* _Problem description_
Make an exact copy of the records, with the images left out.
****************
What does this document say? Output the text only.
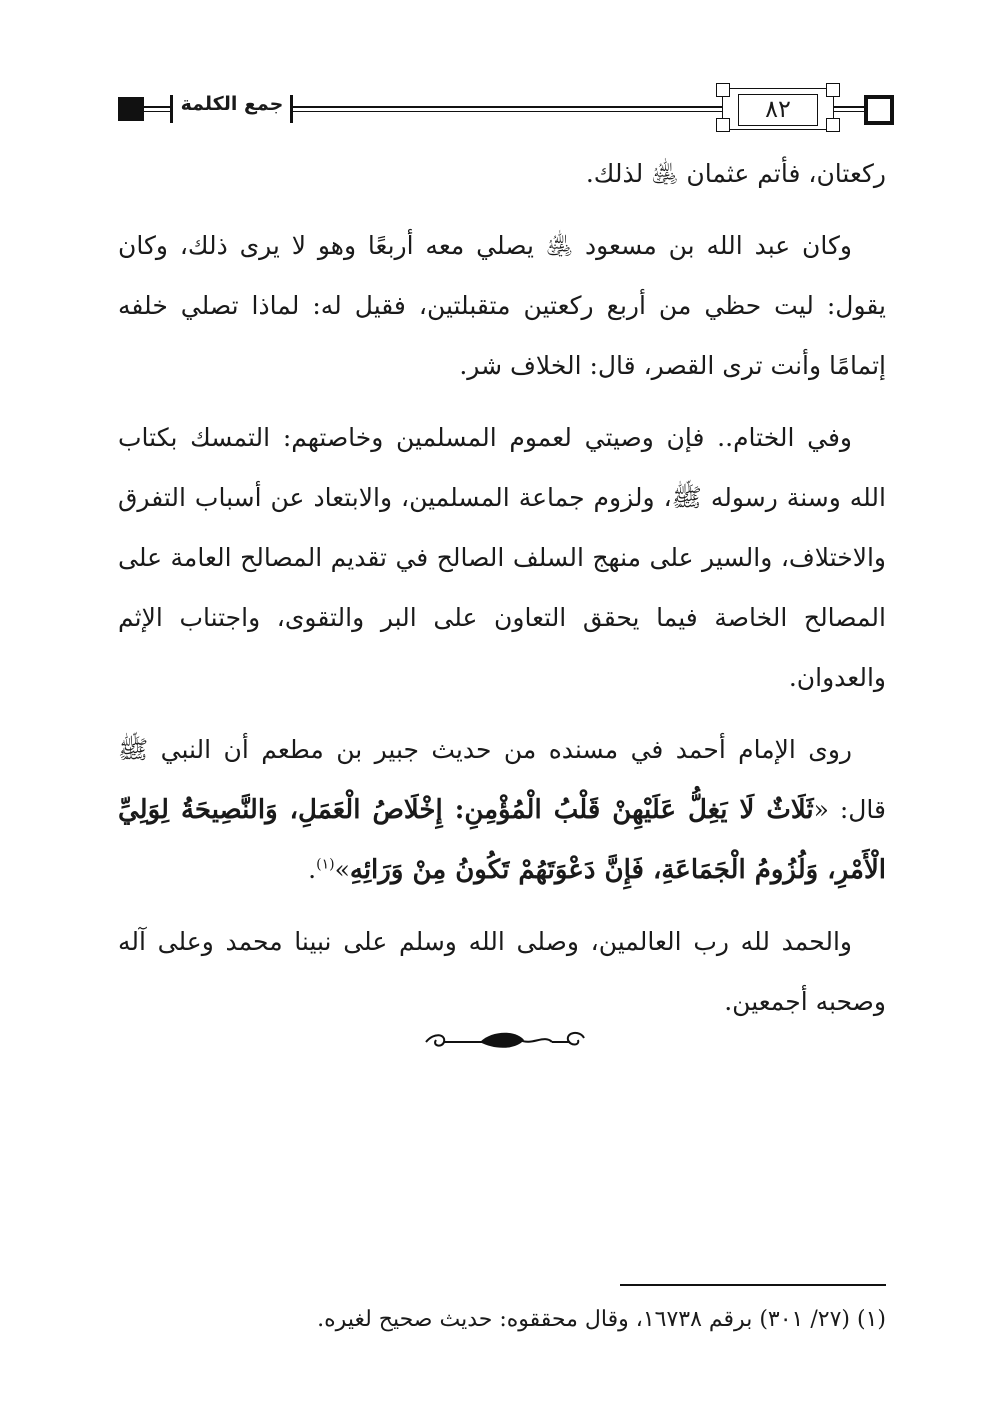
جمع الكلمة	٨٢

ركعتان، فأتم عثمان ﵁ لذلك.

وكان عبد الله بن مسعود ﵁ يصلي معه أربعًا وهو لا يرى ذلك، وكان يقول: ليت حظي من أربع ركعتين متقبلتين، فقيل له: لماذا تصلي خلفه إتمامًا وأنت ترى القصر، قال: الخلاف شر.

وفي الختام.. فإن وصيتي لعموم المسلمين وخاصتهم: التمسك بكتاب الله وسنة رسوله ﷺ، ولزوم جماعة المسلمين، والابتعاد عن أسباب التفرق والاختلاف، والسير على منهج السلف الصالح في تقديم المصالح العامة على المصالح الخاصة فيما يحقق التعاون على البر والتقوى، واجتناب الإثم والعدوان.

روى الإمام أحمد في مسنده من حديث جبير بن مطعم أن النبي ﷺ قال: «ثَلَاثٌ لَا يَغِلُّ عَلَيْهِنْ قَلْبُ الْمُؤْمِنِ: إِخْلَاصُ الْعَمَلِ، وَالنَّصِيحَةُ لِوَلِيِّ الْأَمْرِ، وَلُزُومُ الْجَمَاعَةِ، فَإِنَّ دَعْوَتَهُمْ تَكُونُ مِنْ وَرَائِهِ»$^{(١)}$.

والحمد لله رب العالمين، وصلى الله وسلم على نبينا محمد وعلى آله وصحبه أجمعين.

(١) (٢٧/ ٣٠١) برقم ١٦٧٣٨، وقال محققوه: حديث صحيح لغيره.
****************
* _Solution to this exercise_
What does this document say? Output the text only.
جمع الكلمة	٨٢

ركعتان، فأتم عثمان ﵁ لذلك.

وكان عبد الله بن مسعود ﵁ يصلي معه أربعًا وهو لا يرى ذلك، وكان يقول: ليت حظي من أربع ركعتين متقبلتين، فقيل له: لماذا تصلي خلفه إتمامًا وأنت ترى القصر، قال: الخلاف شر.

وفي الختام.. فإن وصيتي لعموم المسلمين وخاصتهم: التمسك بكتاب الله وسنة رسوله ﷺ، ولزوم جماعة المسلمين، والابتعاد عن أسباب التفرق والاختلاف، والسير على منهج السلف الصالح في تقديم المصالح العامة على المصالح الخاصة فيما يحقق التعاون على البر والتقوى، واجتناب الإثم والعدوان.

روى الإمام أحمد في مسنده من حديث جبير بن مطعم أن النبي ﷺ قال: «ثَلَاثٌ لَا يَغِلُّ عَلَيْهِنْ قَلْبُ الْمُؤْمِنِ: إِخْلَاصُ الْعَمَلِ، وَالنَّصِيحَةُ لِوَلِيِّ الْأَمْرِ، وَلُزُومُ الْجَمَاعَةِ، فَإِنَّ دَعْوَتَهُمْ تَكُونُ مِنْ وَرَائِهِ»$^{(١)}$.

والحمد لله رب العالمين، وصلى الله وسلم على نبينا محمد وعلى آله وصحبه أجمعين.

(١) (٢٧/ ٣٠١) برقم ١٦٧٣٨، وقال محققوه: حديث صحيح لغيره.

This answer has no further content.